A Califórnia tem grandes aspirações para os estudos étnicos. Até 2025, as escolas públicas do estado – cerca de 1.600 delas– devem ensinar a disciplina. Até 2030, os estudantes não poderão se formar no ensino médio sem ela.
Para os legisladores, o objetivo é dar aos estudantes da Califórnia, 80% dos quais não são brancos, a oportunidade de estudar uma ampla variedade de culturas. Pesquisas mostraram que as aulas de estudos étnicos podem elevar as notas e a frequência dos adolescentes sob risco de evasão escolar.
Mas mesmo em um estado progressista como a Califórnia, estudiosos, pais e educadores se encontraram em desacordo sobre como adaptar a disciplina acadêmica de nível universitário para estudantes do ensino médio, especialmente por causa de suas fortes opiniões sobre raça e a guerra Israel-Hamas.

* [Exercício escrito 1]:
Digite novamente, na íntegra e sem alterações, o texto sobre os estudos étnicos na Califórnia.

[Dados de coordenadas do layout]
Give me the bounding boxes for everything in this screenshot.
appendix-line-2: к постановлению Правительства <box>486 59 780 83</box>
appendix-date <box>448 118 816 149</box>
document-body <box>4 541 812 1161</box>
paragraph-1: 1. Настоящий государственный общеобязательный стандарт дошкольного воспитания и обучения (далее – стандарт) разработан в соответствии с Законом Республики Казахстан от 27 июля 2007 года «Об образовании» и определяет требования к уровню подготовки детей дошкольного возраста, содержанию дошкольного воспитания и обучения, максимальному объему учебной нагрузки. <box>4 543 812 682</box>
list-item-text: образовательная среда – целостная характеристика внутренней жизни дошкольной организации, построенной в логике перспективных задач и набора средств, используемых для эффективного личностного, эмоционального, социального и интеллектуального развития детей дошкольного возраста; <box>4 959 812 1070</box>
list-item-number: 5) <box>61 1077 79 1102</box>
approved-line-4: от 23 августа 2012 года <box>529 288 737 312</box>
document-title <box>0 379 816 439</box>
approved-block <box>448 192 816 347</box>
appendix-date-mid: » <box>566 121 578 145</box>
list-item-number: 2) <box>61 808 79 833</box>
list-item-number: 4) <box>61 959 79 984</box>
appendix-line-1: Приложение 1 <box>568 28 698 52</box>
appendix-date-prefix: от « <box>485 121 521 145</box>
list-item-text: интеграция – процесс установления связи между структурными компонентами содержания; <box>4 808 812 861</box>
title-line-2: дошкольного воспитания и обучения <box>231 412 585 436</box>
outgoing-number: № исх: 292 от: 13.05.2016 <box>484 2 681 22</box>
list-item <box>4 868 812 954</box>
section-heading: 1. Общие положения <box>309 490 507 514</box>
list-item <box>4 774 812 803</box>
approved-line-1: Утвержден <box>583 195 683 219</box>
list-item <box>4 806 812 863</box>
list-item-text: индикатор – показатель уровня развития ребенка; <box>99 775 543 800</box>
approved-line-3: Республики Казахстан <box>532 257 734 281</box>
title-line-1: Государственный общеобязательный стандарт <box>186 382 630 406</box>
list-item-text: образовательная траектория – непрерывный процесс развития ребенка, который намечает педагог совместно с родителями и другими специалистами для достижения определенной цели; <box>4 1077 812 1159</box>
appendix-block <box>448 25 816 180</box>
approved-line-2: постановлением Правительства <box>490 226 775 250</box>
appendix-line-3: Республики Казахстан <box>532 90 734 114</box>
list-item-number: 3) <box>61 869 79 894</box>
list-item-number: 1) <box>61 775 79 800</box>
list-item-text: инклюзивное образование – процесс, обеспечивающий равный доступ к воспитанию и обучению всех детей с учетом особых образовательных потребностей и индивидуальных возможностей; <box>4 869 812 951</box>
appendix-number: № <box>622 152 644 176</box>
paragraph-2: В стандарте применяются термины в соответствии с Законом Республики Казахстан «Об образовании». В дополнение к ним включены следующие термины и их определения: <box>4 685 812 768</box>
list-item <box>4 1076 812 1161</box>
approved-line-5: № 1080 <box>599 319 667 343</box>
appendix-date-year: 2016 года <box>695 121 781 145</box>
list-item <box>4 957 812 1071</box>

* [Exercício escrito 2]:
Substitua "screenshot" por "page image" no trecho das entradas que vai do início até a linha que contém "paragraph-1: 1. Настоящий", inclusive. Reescreva apenas esse trecho, mantendo todo o resto igual.

* [Resposta do exercício 1]:
A Califórnia tem grandes aspirações para os estudos étnicos. Até 2025, as escolas públicas do estado – cerca de 1.600 delas– devem ensinar a disciplina. Até 2030, os estudantes não poderão se formar no ensino médio sem ela.
Para os legisladores, o objetivo é dar aos estudantes da Califórnia, 80% dos quais não são brancos, a oportunidade de estudar uma ampla variedade de culturas. Pesquisas mostraram que as aulas de estudos étnicos podem elevar as notas e a frequência dos adolescentes sob risco de evasão escolar.
Mas mesmo em um estado progressista como a Califórnia, estudiosos, pais e educadores se encontraram em desacordo sobre como adaptar a disciplina acadêmica de nível universitário para estudantes do ensino médio, especialmente por causa de suas fortes opiniões sobre raça e a guerra Israel-Hamas.

* [Resposta do exercício 2]:
Give me the bounding boxes for everything in this page image.
appendix-line-2: к постановлению Правительства <box>486 59 780 83</box>
appendix-date <box>448 118 816 149</box>
document-body <box>4 541 812 1161</box>
paragraph-1: 1. Настоящий государственный общеобязательный стандарт дошкольного воспитания и обучения (далее – стандарт) разработан в соответствии с Законом Республики Казахстан от 27 июля 2007 года «Об образовании» и определяет требования к уровню подготовки детей дошкольного возраста, содержанию дошкольного воспитания и обучения, максимальному объему учебной нагрузки. <box>4 543 812 682</box>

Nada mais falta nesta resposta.